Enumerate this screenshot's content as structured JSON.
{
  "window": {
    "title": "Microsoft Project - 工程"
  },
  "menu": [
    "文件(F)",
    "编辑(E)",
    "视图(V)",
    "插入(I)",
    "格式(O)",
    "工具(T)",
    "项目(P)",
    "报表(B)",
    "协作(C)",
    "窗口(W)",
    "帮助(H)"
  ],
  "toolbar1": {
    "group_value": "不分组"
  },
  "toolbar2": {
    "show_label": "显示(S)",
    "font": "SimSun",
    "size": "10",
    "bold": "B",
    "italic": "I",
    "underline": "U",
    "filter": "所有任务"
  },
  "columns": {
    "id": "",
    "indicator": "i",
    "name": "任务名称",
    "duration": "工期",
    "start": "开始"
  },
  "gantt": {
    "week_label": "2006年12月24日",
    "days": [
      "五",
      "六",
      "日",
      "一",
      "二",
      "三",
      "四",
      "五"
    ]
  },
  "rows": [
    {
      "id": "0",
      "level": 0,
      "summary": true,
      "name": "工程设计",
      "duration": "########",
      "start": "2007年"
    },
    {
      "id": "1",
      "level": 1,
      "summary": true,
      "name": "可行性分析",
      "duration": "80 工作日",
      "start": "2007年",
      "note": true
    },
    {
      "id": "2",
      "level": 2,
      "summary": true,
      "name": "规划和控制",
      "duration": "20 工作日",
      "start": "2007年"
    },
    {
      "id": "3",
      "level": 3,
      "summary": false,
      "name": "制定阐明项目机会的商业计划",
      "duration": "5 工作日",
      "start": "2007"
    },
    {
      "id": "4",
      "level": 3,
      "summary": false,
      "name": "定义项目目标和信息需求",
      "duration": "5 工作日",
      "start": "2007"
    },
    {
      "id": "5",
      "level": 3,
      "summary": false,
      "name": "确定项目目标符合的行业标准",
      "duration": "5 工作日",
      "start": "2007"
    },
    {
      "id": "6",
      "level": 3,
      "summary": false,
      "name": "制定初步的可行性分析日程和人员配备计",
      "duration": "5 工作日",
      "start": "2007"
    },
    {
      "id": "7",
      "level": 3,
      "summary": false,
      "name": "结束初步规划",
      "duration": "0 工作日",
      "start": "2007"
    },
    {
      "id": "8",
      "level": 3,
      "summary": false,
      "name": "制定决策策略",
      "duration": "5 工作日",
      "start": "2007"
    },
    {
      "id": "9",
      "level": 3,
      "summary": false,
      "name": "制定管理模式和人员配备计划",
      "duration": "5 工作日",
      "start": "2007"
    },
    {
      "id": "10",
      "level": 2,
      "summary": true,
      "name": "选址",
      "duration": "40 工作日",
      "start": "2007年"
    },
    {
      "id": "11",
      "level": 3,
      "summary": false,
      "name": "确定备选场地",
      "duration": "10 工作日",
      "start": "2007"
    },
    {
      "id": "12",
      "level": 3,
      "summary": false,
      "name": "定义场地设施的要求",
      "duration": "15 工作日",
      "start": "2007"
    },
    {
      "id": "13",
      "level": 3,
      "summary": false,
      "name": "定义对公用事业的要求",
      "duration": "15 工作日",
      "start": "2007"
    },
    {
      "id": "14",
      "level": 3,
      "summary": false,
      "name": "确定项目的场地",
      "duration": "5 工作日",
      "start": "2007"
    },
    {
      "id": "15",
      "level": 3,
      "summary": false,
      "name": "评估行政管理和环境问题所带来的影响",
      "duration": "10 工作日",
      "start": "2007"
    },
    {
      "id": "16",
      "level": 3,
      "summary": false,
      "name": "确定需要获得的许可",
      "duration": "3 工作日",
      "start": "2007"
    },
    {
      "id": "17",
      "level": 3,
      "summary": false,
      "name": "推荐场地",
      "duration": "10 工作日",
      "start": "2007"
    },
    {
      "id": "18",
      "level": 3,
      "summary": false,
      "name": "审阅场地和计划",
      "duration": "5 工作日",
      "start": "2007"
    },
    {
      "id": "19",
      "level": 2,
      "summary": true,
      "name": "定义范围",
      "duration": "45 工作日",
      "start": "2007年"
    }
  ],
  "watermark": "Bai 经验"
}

==========

Set down all of the data above, word for word.

Enumerate this screenshot's content as structured JSON.
{
  "window": {
    "title": "Microsoft Project - 工程"
  },
  "menu": [
    "文件(F)",
    "编辑(E)",
    "视图(V)",
    "插入(I)",
    "格式(O)",
    "工具(T)",
    "项目(P)",
    "报表(B)",
    "协作(C)",
    "窗口(W)",
    "帮助(H)"
  ],
  "toolbar1": {
    "group_value": "不分组"
  },
  "toolbar2": {
    "show_label": "显示(S)",
    "font": "SimSun",
    "size": "10",
    "bold": "B",
    "italic": "I",
    "underline": "U",
    "filter": "所有任务"
  },
  "columns": {
    "id": "",
    "indicator": "i",
    "name": "任务名称",
    "duration": "工期",
    "start": "开始"
  },
  "gantt": {
    "week_label": "2006年12月24日",
    "days": [
      "五",
      "六",
      "日",
      "一",
      "二",
      "三",
      "四",
      "五"
    ]
  },
  "rows": [
    {
      "id": "0",
      "level": 0,
      "summary": true,
      "name": "工程设计",
      "duration": "########",
      "start": "2007年"
    },
    {
      "id": "1",
      "level": 1,
      "summary": true,
      "name": "可行性分析",
      "duration": "80 工作日",
      "start": "2007年",
      "note": true
    },
    {
      "id": "2",
      "level": 2,
      "summary": true,
      "name": "规划和控制",
      "duration": "20 工作日",
      "start": "2007年"
    },
    {
      "id": "3",
      "level": 3,
      "summary": false,
      "name": "制定阐明项目机会的商业计划",
      "duration": "5 工作日",
      "start": "2007"
    },
    {
      "id": "4",
      "level": 3,
      "summary": false,
      "name": "定义项目目标和信息需求",
      "duration": "5 工作日",
      "start": "2007"
    },
    {
      "id": "5",
      "level": 3,
      "summary": false,
      "name": "确定项目目标符合的行业标准",
      "duration": "5 工作日",
      "start": "2007"
    },
    {
      "id": "6",
      "level": 3,
      "summary": false,
      "name": "制定初步的可行性分析日程和人员配备计",
      "duration": "5 工作日",
      "start": "2007"
    },
    {
      "id": "7",
      "level": 3,
      "summary": false,
      "name": "结束初步规划",
      "duration": "0 工作日",
      "start": "2007"
    },
    {
      "id": "8",
      "level": 3,
      "summary": false,
      "name": "制定决策策略",
      "duration": "5 工作日",
      "start": "2007"
    },
    {
      "id": "9",
      "level": 3,
      "summary": false,
      "name": "制定管理模式和人员配备计划",
      "duration": "5 工作日",
      "start": "2007"
    },
    {
      "id": "10",
      "level": 2,
      "summary": true,
      "name": "选址",
      "duration": "40 工作日",
      "start": "2007年"
    },
    {
      "id": "11",
      "level": 3,
      "summary": false,
      "name": "确定备选场地",
      "duration": "10 工作日",
      "start": "2007"
    },
    {
      "id": "12",
      "level": 3,
      "summary": false,
      "name": "定义场地设施的要求",
      "duration": "15 工作日",
      "start": "2007"
    },
    {
      "id": "13",
      "level": 3,
      "summary": false,
      "name": "定义对公用事业的要求",
      "duration": "15 工作日",
      "start": "2007"
    },
    {
      "id": "14",
      "level": 3,
      "summary": false,
      "name": "确定项目的场地",
      "duration": "5 工作日",
      "start": "2007"
    },
    {
      "id": "15",
      "level": 3,
      "summary": false,
      "name": "评估行政管理和环境问题所带来的影响",
      "duration": "10 工作日",
      "start": "2007"
    },
    {
      "id": "16",
      "level": 3,
      "summary": false,
      "name": "确定需要获得的许可",
      "duration": "3 工作日",
      "start": "2007"
    },
    {
      "id": "17",
      "level": 3,
      "summary": false,
      "name": "推荐场地",
      "duration": "10 工作日",
      "start": "2007"
    },
    {
      "id": "18",
      "level": 3,
      "summary": false,
      "name": "审阅场地和计划",
      "duration": "5 工作日",
      "start": "2007"
    },
    {
      "id": "19",
      "level": 2,
      "summary": true,
      "name": "定义范围",
      "duration": "45 工作日",
      "start": "2007年"
    }
  ],
  "watermark": "Bai 经验"
}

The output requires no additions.